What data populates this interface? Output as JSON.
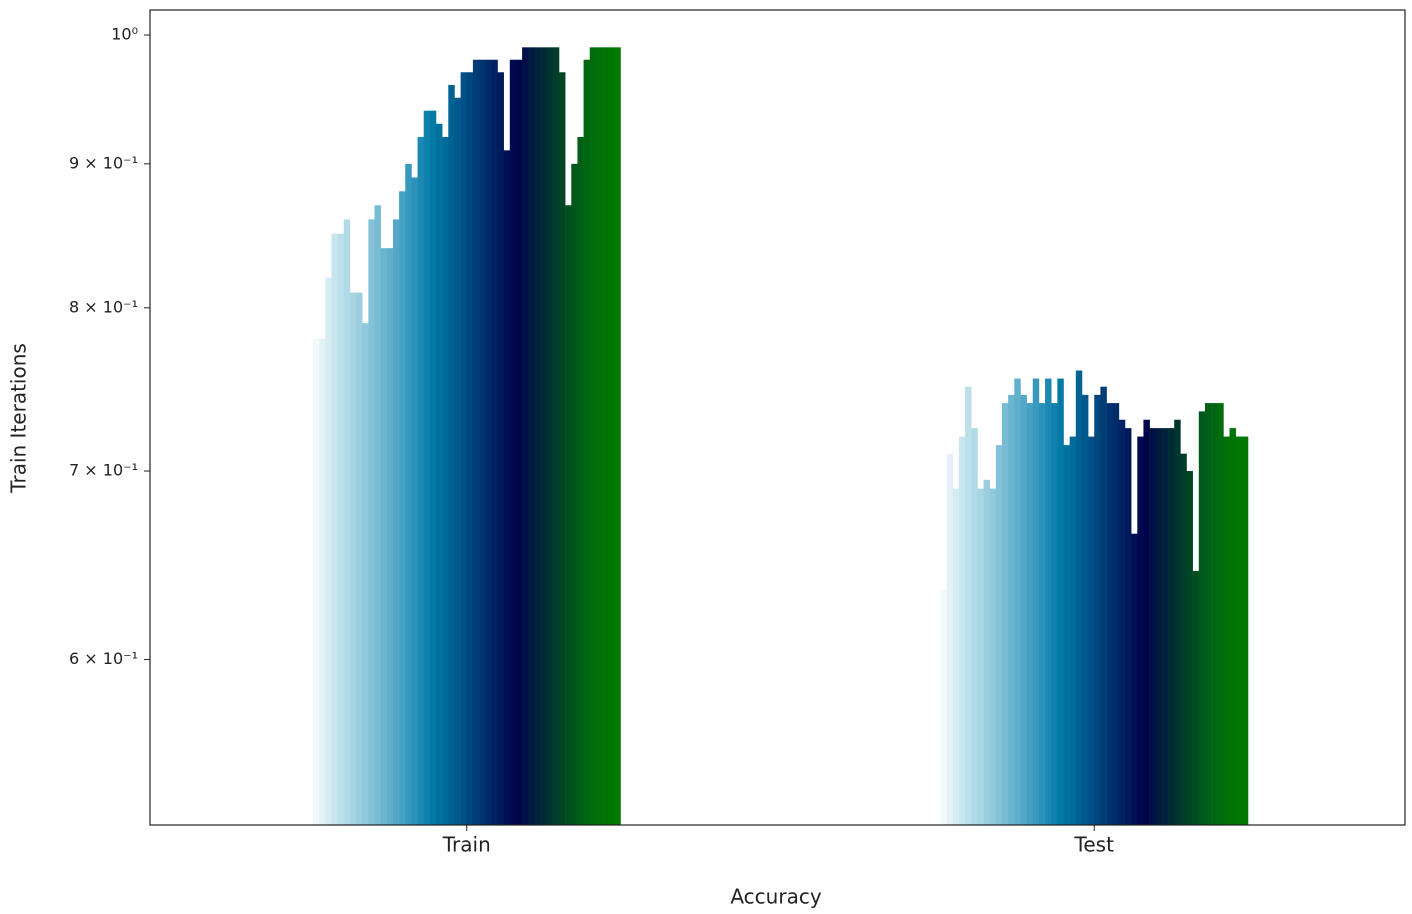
{
  "chart_data": {
    "type": "bar",
    "xlabel": "Accuracy",
    "ylabel": "Train Iterations",
    "log_y": true,
    "grid": false,
    "categories": [
      "Train",
      "Test"
    ],
    "ylim": [
      0.524,
      1.0207
    ],
    "yticks": [
      {
        "value": 0.6,
        "label": "6 × 10⁻¹"
      },
      {
        "value": 0.7,
        "label": "7 × 10⁻¹"
      },
      {
        "value": 0.8,
        "label": "8 × 10⁻¹"
      },
      {
        "value": 0.9,
        "label": "9 × 10⁻¹"
      },
      {
        "value": 1,
        "label": "10⁰"
      }
    ],
    "series": [
      {
        "color": "#f2f9fb",
        "values": [
          0.78,
          0.635
        ]
      },
      {
        "color": "#e4f2f7",
        "values": [
          0.78,
          0.71
        ]
      },
      {
        "color": "#d6ecf3",
        "values": [
          0.82,
          0.69
        ]
      },
      {
        "color": "#c9e6ef",
        "values": [
          0.85,
          0.72
        ]
      },
      {
        "color": "#bce0ea",
        "values": [
          0.85,
          0.75
        ]
      },
      {
        "color": "#b0dae6",
        "values": [
          0.86,
          0.725
        ]
      },
      {
        "color": "#a8d5e2",
        "values": [
          0.81,
          0.69
        ]
      },
      {
        "color": "#9ccee0",
        "values": [
          0.81,
          0.695
        ]
      },
      {
        "color": "#90c8dc",
        "values": [
          0.79,
          0.69
        ]
      },
      {
        "color": "#84c2d8",
        "values": [
          0.86,
          0.715
        ]
      },
      {
        "color": "#78bcd4",
        "values": [
          0.87,
          0.74
        ]
      },
      {
        "color": "#6cb5d0",
        "values": [
          0.84,
          0.745
        ]
      },
      {
        "color": "#60afcc",
        "values": [
          0.84,
          0.755
        ]
      },
      {
        "color": "#53a8c8",
        "values": [
          0.86,
          0.745
        ]
      },
      {
        "color": "#46a0c3",
        "values": [
          0.88,
          0.74
        ]
      },
      {
        "color": "#3899be",
        "values": [
          0.9,
          0.755
        ]
      },
      {
        "color": "#2a91b9",
        "values": [
          0.89,
          0.74
        ]
      },
      {
        "color": "#1c89b3",
        "values": [
          0.92,
          0.755
        ]
      },
      {
        "color": "#0e81ad",
        "values": [
          0.94,
          0.74
        ]
      },
      {
        "color": "#047aa6",
        "values": [
          0.94,
          0.755
        ]
      },
      {
        "color": "#00729f",
        "values": [
          0.93,
          0.715
        ]
      },
      {
        "color": "#006a99",
        "values": [
          0.92,
          0.72
        ]
      },
      {
        "color": "#006193",
        "values": [
          0.96,
          0.76
        ]
      },
      {
        "color": "#00588c",
        "values": [
          0.95,
          0.745
        ]
      },
      {
        "color": "#004f85",
        "values": [
          0.97,
          0.72
        ]
      },
      {
        "color": "#00467e",
        "values": [
          0.97,
          0.745
        ]
      },
      {
        "color": "#003d77",
        "values": [
          0.98,
          0.75
        ]
      },
      {
        "color": "#003470",
        "values": [
          0.98,
          0.74
        ]
      },
      {
        "color": "#002b69",
        "values": [
          0.98,
          0.74
        ]
      },
      {
        "color": "#002262",
        "values": [
          0.98,
          0.73
        ]
      },
      {
        "color": "#00195b",
        "values": [
          0.97,
          0.725
        ]
      },
      {
        "color": "#001055",
        "values": [
          0.91,
          0.665
        ]
      },
      {
        "color": "#000850",
        "values": [
          0.98,
          0.72
        ]
      },
      {
        "color": "#00054a",
        "values": [
          0.98,
          0.73
        ]
      },
      {
        "color": "#000f45",
        "values": [
          0.99,
          0.725
        ]
      },
      {
        "color": "#00193f",
        "values": [
          0.99,
          0.725
        ]
      },
      {
        "color": "#00223a",
        "values": [
          0.99,
          0.725
        ]
      },
      {
        "color": "#002b35",
        "values": [
          0.99,
          0.725
        ]
      },
      {
        "color": "#00342f",
        "values": [
          0.99,
          0.73
        ]
      },
      {
        "color": "#003d2a",
        "values": [
          0.99,
          0.71
        ]
      },
      {
        "color": "#004625",
        "values": [
          0.97,
          0.7
        ]
      },
      {
        "color": "#004f20",
        "values": [
          0.87,
          0.645
        ]
      },
      {
        "color": "#00571b",
        "values": [
          0.9,
          0.735
        ]
      },
      {
        "color": "#005f16",
        "values": [
          0.92,
          0.74
        ]
      },
      {
        "color": "#006611",
        "values": [
          0.98,
          0.74
        ]
      },
      {
        "color": "#006c0d",
        "values": [
          0.99,
          0.74
        ]
      },
      {
        "color": "#007009",
        "values": [
          0.99,
          0.72
        ]
      },
      {
        "color": "#007306",
        "values": [
          0.99,
          0.725
        ]
      },
      {
        "color": "#007603",
        "values": [
          0.99,
          0.72
        ]
      },
      {
        "color": "#007800",
        "values": [
          0.99,
          0.72
        ]
      }
    ]
  }
}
————————
[What the exercise asks]:
Write the listing above out again exactly, dropping each image.

[Full solution]:
What data populates this interface? Output as JSON.
{
  "chart_data": {
    "type": "bar",
    "xlabel": "Accuracy",
    "ylabel": "Train Iterations",
    "log_y": true,
    "grid": false,
    "categories": [
      "Train",
      "Test"
    ],
    "ylim": [
      0.524,
      1.0207
    ],
    "yticks": [
      {
        "value": 0.6,
        "label": "6 × 10⁻¹"
      },
      {
        "value": 0.7,
        "label": "7 × 10⁻¹"
      },
      {
        "value": 0.8,
        "label": "8 × 10⁻¹"
      },
      {
        "value": 0.9,
        "label": "9 × 10⁻¹"
      },
      {
        "value": 1,
        "label": "10⁰"
      }
    ],
    "series": [
      {
        "color": "#f2f9fb",
        "values": [
          0.78,
          0.635
        ]
      },
      {
        "color": "#e4f2f7",
        "values": [
          0.78,
          0.71
        ]
      },
      {
        "color": "#d6ecf3",
        "values": [
          0.82,
          0.69
        ]
      },
      {
        "color": "#c9e6ef",
        "values": [
          0.85,
          0.72
        ]
      },
      {
        "color": "#bce0ea",
        "values": [
          0.85,
          0.75
        ]
      },
      {
        "color": "#b0dae6",
        "values": [
          0.86,
          0.725
        ]
      },
      {
        "color": "#a8d5e2",
        "values": [
          0.81,
          0.69
        ]
      },
      {
        "color": "#9ccee0",
        "values": [
          0.81,
          0.695
        ]
      },
      {
        "color": "#90c8dc",
        "values": [
          0.79,
          0.69
        ]
      },
      {
        "color": "#84c2d8",
        "values": [
          0.86,
          0.715
        ]
      },
      {
        "color": "#78bcd4",
        "values": [
          0.87,
          0.74
        ]
      },
      {
        "color": "#6cb5d0",
        "values": [
          0.84,
          0.745
        ]
      },
      {
        "color": "#60afcc",
        "values": [
          0.84,
          0.755
        ]
      },
      {
        "color": "#53a8c8",
        "values": [
          0.86,
          0.745
        ]
      },
      {
        "color": "#46a0c3",
        "values": [
          0.88,
          0.74
        ]
      },
      {
        "color": "#3899be",
        "values": [
          0.9,
          0.755
        ]
      },
      {
        "color": "#2a91b9",
        "values": [
          0.89,
          0.74
        ]
      },
      {
        "color": "#1c89b3",
        "values": [
          0.92,
          0.755
        ]
      },
      {
        "color": "#0e81ad",
        "values": [
          0.94,
          0.74
        ]
      },
      {
        "color": "#047aa6",
        "values": [
          0.94,
          0.755
        ]
      },
      {
        "color": "#00729f",
        "values": [
          0.93,
          0.715
        ]
      },
      {
        "color": "#006a99",
        "values": [
          0.92,
          0.72
        ]
      },
      {
        "color": "#006193",
        "values": [
          0.96,
          0.76
        ]
      },
      {
        "color": "#00588c",
        "values": [
          0.95,
          0.745
        ]
      },
      {
        "color": "#004f85",
        "values": [
          0.97,
          0.72
        ]
      },
      {
        "color": "#00467e",
        "values": [
          0.97,
          0.745
        ]
      },
      {
        "color": "#003d77",
        "values": [
          0.98,
          0.75
        ]
      },
      {
        "color": "#003470",
        "values": [
          0.98,
          0.74
        ]
      },
      {
        "color": "#002b69",
        "values": [
          0.98,
          0.74
        ]
      },
      {
        "color": "#002262",
        "values": [
          0.98,
          0.73
        ]
      },
      {
        "color": "#00195b",
        "values": [
          0.97,
          0.725
        ]
      },
      {
        "color": "#001055",
        "values": [
          0.91,
          0.665
        ]
      },
      {
        "color": "#000850",
        "values": [
          0.98,
          0.72
        ]
      },
      {
        "color": "#00054a",
        "values": [
          0.98,
          0.73
        ]
      },
      {
        "color": "#000f45",
        "values": [
          0.99,
          0.725
        ]
      },
      {
        "color": "#00193f",
        "values": [
          0.99,
          0.725
        ]
      },
      {
        "color": "#00223a",
        "values": [
          0.99,
          0.725
        ]
      },
      {
        "color": "#002b35",
        "values": [
          0.99,
          0.725
        ]
      },
      {
        "color": "#00342f",
        "values": [
          0.99,
          0.73
        ]
      },
      {
        "color": "#003d2a",
        "values": [
          0.99,
          0.71
        ]
      },
      {
        "color": "#004625",
        "values": [
          0.97,
          0.7
        ]
      },
      {
        "color": "#004f20",
        "values": [
          0.87,
          0.645
        ]
      },
      {
        "color": "#00571b",
        "values": [
          0.9,
          0.735
        ]
      },
      {
        "color": "#005f16",
        "values": [
          0.92,
          0.74
        ]
      },
      {
        "color": "#006611",
        "values": [
          0.98,
          0.74
        ]
      },
      {
        "color": "#006c0d",
        "values": [
          0.99,
          0.74
        ]
      },
      {
        "color": "#007009",
        "values": [
          0.99,
          0.72
        ]
      },
      {
        "color": "#007306",
        "values": [
          0.99,
          0.725
        ]
      },
      {
        "color": "#007603",
        "values": [
          0.99,
          0.72
        ]
      },
      {
        "color": "#007800",
        "values": [
          0.99,
          0.72
        ]
      }
    ]
  }
}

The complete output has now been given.